---------- Data shown

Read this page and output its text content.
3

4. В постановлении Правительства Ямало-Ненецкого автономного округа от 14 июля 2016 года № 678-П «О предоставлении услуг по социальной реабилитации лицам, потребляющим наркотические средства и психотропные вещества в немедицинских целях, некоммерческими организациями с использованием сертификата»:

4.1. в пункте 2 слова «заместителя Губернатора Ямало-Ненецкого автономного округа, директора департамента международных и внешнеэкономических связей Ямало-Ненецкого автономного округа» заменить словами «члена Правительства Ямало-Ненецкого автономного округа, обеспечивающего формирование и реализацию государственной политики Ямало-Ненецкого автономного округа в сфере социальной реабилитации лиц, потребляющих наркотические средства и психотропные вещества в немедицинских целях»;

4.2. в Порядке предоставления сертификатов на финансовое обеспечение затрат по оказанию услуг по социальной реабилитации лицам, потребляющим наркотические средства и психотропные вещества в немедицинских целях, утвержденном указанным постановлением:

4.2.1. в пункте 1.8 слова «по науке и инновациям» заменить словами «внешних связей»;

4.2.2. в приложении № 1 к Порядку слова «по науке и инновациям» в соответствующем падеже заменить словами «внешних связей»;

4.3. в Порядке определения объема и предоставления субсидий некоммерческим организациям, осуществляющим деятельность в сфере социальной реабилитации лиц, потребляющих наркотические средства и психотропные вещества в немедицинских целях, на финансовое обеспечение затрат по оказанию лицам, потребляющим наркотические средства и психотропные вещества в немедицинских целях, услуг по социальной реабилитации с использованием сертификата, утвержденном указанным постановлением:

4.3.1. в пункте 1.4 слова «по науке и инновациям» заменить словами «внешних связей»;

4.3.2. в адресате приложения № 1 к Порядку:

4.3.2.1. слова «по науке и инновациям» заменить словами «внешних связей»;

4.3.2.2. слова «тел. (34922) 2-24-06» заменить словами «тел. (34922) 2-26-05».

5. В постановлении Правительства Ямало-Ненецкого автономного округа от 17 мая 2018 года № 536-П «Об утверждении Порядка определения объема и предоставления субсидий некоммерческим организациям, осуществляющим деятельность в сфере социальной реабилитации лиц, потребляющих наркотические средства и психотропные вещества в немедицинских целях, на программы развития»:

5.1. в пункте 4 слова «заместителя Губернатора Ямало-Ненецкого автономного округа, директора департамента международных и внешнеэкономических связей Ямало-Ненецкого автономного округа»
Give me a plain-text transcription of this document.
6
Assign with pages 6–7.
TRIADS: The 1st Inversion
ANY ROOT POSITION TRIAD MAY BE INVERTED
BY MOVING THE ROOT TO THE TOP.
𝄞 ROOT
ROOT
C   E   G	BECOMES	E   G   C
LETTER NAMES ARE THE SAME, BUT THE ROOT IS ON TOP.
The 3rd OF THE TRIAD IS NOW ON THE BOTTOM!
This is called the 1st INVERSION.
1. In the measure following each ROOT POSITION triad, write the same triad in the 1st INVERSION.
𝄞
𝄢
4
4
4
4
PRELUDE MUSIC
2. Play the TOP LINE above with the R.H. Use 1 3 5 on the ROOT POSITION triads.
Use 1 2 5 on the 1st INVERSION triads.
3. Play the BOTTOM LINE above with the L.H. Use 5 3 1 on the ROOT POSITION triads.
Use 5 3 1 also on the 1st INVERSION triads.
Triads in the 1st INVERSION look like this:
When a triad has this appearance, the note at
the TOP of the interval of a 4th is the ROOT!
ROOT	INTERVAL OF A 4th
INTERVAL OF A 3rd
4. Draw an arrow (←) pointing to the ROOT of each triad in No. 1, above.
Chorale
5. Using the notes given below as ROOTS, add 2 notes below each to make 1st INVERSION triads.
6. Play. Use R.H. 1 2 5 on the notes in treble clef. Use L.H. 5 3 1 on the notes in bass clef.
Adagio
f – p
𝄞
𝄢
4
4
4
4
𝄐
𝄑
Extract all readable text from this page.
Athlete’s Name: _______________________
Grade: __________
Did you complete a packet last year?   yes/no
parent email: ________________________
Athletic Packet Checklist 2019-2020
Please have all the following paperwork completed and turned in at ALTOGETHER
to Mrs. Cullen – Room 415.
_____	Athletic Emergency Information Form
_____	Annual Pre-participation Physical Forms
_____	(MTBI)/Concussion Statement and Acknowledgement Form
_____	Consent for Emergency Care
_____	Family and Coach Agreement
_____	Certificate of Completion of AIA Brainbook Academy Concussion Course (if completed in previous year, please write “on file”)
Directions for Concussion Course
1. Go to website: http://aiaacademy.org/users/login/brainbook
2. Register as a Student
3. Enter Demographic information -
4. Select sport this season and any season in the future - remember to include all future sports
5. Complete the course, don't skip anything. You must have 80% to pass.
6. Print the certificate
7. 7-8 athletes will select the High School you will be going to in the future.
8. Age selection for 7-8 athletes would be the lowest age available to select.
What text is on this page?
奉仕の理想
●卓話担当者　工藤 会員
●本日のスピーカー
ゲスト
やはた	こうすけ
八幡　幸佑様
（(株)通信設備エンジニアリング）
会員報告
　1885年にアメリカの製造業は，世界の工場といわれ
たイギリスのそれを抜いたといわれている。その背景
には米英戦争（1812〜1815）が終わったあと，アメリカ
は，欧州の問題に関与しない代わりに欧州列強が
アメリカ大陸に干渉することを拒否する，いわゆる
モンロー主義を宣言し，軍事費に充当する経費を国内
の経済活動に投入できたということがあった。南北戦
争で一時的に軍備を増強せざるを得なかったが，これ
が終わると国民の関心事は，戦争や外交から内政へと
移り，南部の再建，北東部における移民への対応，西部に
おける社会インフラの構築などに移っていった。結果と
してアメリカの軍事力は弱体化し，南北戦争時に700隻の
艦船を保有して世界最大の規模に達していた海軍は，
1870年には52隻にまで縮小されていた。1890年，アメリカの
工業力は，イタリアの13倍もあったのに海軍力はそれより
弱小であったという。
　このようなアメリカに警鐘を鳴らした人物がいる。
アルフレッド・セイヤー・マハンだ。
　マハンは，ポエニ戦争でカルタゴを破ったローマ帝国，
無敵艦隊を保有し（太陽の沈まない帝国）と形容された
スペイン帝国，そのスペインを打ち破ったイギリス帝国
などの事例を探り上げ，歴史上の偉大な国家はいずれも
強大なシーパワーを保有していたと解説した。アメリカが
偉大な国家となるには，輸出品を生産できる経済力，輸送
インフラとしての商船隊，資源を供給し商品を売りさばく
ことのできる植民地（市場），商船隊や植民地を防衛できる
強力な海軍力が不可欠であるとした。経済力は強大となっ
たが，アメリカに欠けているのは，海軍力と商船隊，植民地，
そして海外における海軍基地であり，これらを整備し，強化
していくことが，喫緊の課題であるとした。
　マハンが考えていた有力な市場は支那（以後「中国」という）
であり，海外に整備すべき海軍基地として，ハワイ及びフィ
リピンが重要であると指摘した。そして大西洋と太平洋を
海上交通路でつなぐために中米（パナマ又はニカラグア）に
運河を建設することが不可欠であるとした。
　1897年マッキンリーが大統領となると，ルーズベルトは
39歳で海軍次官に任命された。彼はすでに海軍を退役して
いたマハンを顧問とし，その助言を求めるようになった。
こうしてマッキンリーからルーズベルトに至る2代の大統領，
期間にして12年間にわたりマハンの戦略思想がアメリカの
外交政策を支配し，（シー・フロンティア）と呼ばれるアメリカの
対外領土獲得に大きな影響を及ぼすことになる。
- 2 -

--------------------

(Do this) Give the data again, exactly as it stands.

(Task answer)
Read this page and output its text content.
3

4. В постановлении Правительства Ямало-Ненецкого автономного округа от 14 июля 2016 года № 678-П «О предоставлении услуг по социальной реабилитации лицам, потребляющим наркотические средства и психотропные вещества в немедицинских целях, некоммерческими организациями с использованием сертификата»:

4.1. в пункте 2 слова «заместителя Губернатора Ямало-Ненецкого автономного округа, директора департамента международных и внешнеэкономических связей Ямало-Ненецкого автономного округа» заменить словами «члена Правительства Ямало-Ненецкого автономного округа, обеспечивающего формирование и реализацию государственной политики Ямало-Ненецкого автономного округа в сфере социальной реабилитации лиц, потребляющих наркотические средства и психотропные вещества в немедицинских целях»;

4.2. в Порядке предоставления сертификатов на финансовое обеспечение затрат по оказанию услуг по социальной реабилитации лицам, потребляющим наркотические средства и психотропные вещества в немедицинских целях, утвержденном указанным постановлением:

4.2.1. в пункте 1.8 слова «по науке и инновациям» заменить словами «внешних связей»;

4.2.2. в приложении № 1 к Порядку слова «по науке и инновациям» в соответствующем падеже заменить словами «внешних связей»;

4.3. в Порядке определения объема и предоставления субсидий некоммерческим организациям, осуществляющим деятельность в сфере социальной реабилитации лиц, потребляющих наркотические средства и психотропные вещества в немедицинских целях, на финансовое обеспечение затрат по оказанию лицам, потребляющим наркотические средства и психотропные вещества в немедицинских целях, услуг по социальной реабилитации с использованием сертификата, утвержденном указанным постановлением:

4.3.1. в пункте 1.4 слова «по науке и инновациям» заменить словами «внешних связей»;

4.3.2. в адресате приложения № 1 к Порядку:

4.3.2.1. слова «по науке и инновациям» заменить словами «внешних связей»;

4.3.2.2. слова «тел. (34922) 2-24-06» заменить словами «тел. (34922) 2-26-05».

5. В постановлении Правительства Ямало-Ненецкого автономного округа от 17 мая 2018 года № 536-П «Об утверждении Порядка определения объема и предоставления субсидий некоммерческим организациям, осуществляющим деятельность в сфере социальной реабилитации лиц, потребляющих наркотические средства и психотропные вещества в немедицинских целях, на программы развития»:

5.1. в пункте 4 слова «заместителя Губернатора Ямало-Ненецкого автономного округа, директора департамента международных и внешнеэкономических связей Ямало-Ненецкого автономного округа»
Give me a plain-text transcription of this document.
6
Assign with pages 6–7.
TRIADS: The 1st Inversion
ANY ROOT POSITION TRIAD MAY BE INVERTED
BY MOVING THE ROOT TO THE TOP.
𝄞 ROOT
ROOT
C   E   G	BECOMES	E   G   C
LETTER NAMES ARE THE SAME, BUT THE ROOT IS ON TOP.
The 3rd OF THE TRIAD IS NOW ON THE BOTTOM!
This is called the 1st INVERSION.
1. In the measure following each ROOT POSITION triad, write the same triad in the 1st INVERSION.
𝄞
𝄢
4
4
4
4
PRELUDE MUSIC
2. Play the TOP LINE above with the R.H. Use 1 3 5 on the ROOT POSITION triads.
Use 1 2 5 on the 1st INVERSION triads.
3. Play the BOTTOM LINE above with the L.H. Use 5 3 1 on the ROOT POSITION triads.
Use 5 3 1 also on the 1st INVERSION triads.
Triads in the 1st INVERSION look like this:
When a triad has this appearance, the note at
the TOP of the interval of a 4th is the ROOT!
ROOT	INTERVAL OF A 4th
INTERVAL OF A 3rd
4. Draw an arrow (←) pointing to the ROOT of each triad in No. 1, above.
Chorale
5. Using the notes given below as ROOTS, add 2 notes below each to make 1st INVERSION triads.
6. Play. Use R.H. 1 2 5 on the notes in treble clef. Use L.H. 5 3 1 on the notes in bass clef.
Adagio
f – p
𝄞
𝄢
4
4
4
4
𝄐
𝄑
Extract all readable text from this page.
Athlete’s Name: _______________________
Grade: __________
Did you complete a packet last year?   yes/no
parent email: ________________________
Athletic Packet Checklist 2019-2020
Please have all the following paperwork completed and turned in at ALTOGETHER
to Mrs. Cullen – Room 415.
_____	Athletic Emergency Information Form
_____	Annual Pre-participation Physical Forms
_____	(MTBI)/Concussion Statement and Acknowledgement Form
_____	Consent for Emergency Care
_____	Family and Coach Agreement
_____	Certificate of Completion of AIA Brainbook Academy Concussion Course (if completed in previous year, please write “on file”)
Directions for Concussion Course
1. Go to website: http://aiaacademy.org/users/login/brainbook
2. Register as a Student
3. Enter Demographic information -
4. Select sport this season and any season in the future - remember to include all future sports
5. Complete the course, don't skip anything. You must have 80% to pass.
6. Print the certificate
7. 7-8 athletes will select the High School you will be going to in the future.
8. Age selection for 7-8 athletes would be the lowest age available to select.
What text is on this page?
奉仕の理想
●卓話担当者　工藤 会員
●本日のスピーカー
ゲスト
やはた	こうすけ
八幡　幸佑様
（(株)通信設備エンジニアリング）
会員報告
　1885年にアメリカの製造業は，世界の工場といわれ
たイギリスのそれを抜いたといわれている。その背景
には米英戦争（1812〜1815）が終わったあと，アメリカ
は，欧州の問題に関与しない代わりに欧州列強が
アメリカ大陸に干渉することを拒否する，いわゆる
モンロー主義を宣言し，軍事費に充当する経費を国内
の経済活動に投入できたということがあった。南北戦
争で一時的に軍備を増強せざるを得なかったが，これ
が終わると国民の関心事は，戦争や外交から内政へと
移り，南部の再建，北東部における移民への対応，西部に
おける社会インフラの構築などに移っていった。結果と
してアメリカの軍事力は弱体化し，南北戦争時に700隻の
艦船を保有して世界最大の規模に達していた海軍は，
1870年には52隻にまで縮小されていた。1890年，アメリカの
工業力は，イタリアの13倍もあったのに海軍力はそれより
弱小であったという。
　このようなアメリカに警鐘を鳴らした人物がいる。
アルフレッド・セイヤー・マハンだ。
　マハンは，ポエニ戦争でカルタゴを破ったローマ帝国，
無敵艦隊を保有し（太陽の沈まない帝国）と形容された
スペイン帝国，そのスペインを打ち破ったイギリス帝国
などの事例を探り上げ，歴史上の偉大な国家はいずれも
強大なシーパワーを保有していたと解説した。アメリカが
偉大な国家となるには，輸出品を生産できる経済力，輸送
インフラとしての商船隊，資源を供給し商品を売りさばく
ことのできる植民地（市場），商船隊や植民地を防衛できる
強力な海軍力が不可欠であるとした。経済力は強大となっ
たが，アメリカに欠けているのは，海軍力と商船隊，植民地，
そして海外における海軍基地であり，これらを整備し，強化
していくことが，喫緊の課題であるとした。
　マハンが考えていた有力な市場は支那（以後「中国」という）
であり，海外に整備すべき海軍基地として，ハワイ及びフィ
リピンが重要であると指摘した。そして大西洋と太平洋を
海上交通路でつなぐために中米（パナマ又はニカラグア）に
運河を建設することが不可欠であるとした。
　1897年マッキンリーが大統領となると，ルーズベルトは
39歳で海軍次官に任命された。彼はすでに海軍を退役して
いたマハンを顧問とし，その助言を求めるようになった。
こうしてマッキンリーからルーズベルトに至る2代の大統領，
期間にして12年間にわたりマハンの戦略思想がアメリカの
外交政策を支配し，（シー・フロンティア）と呼ばれるアメリカの
対外領土獲得に大きな影響を及ぼすことになる。
- 2 -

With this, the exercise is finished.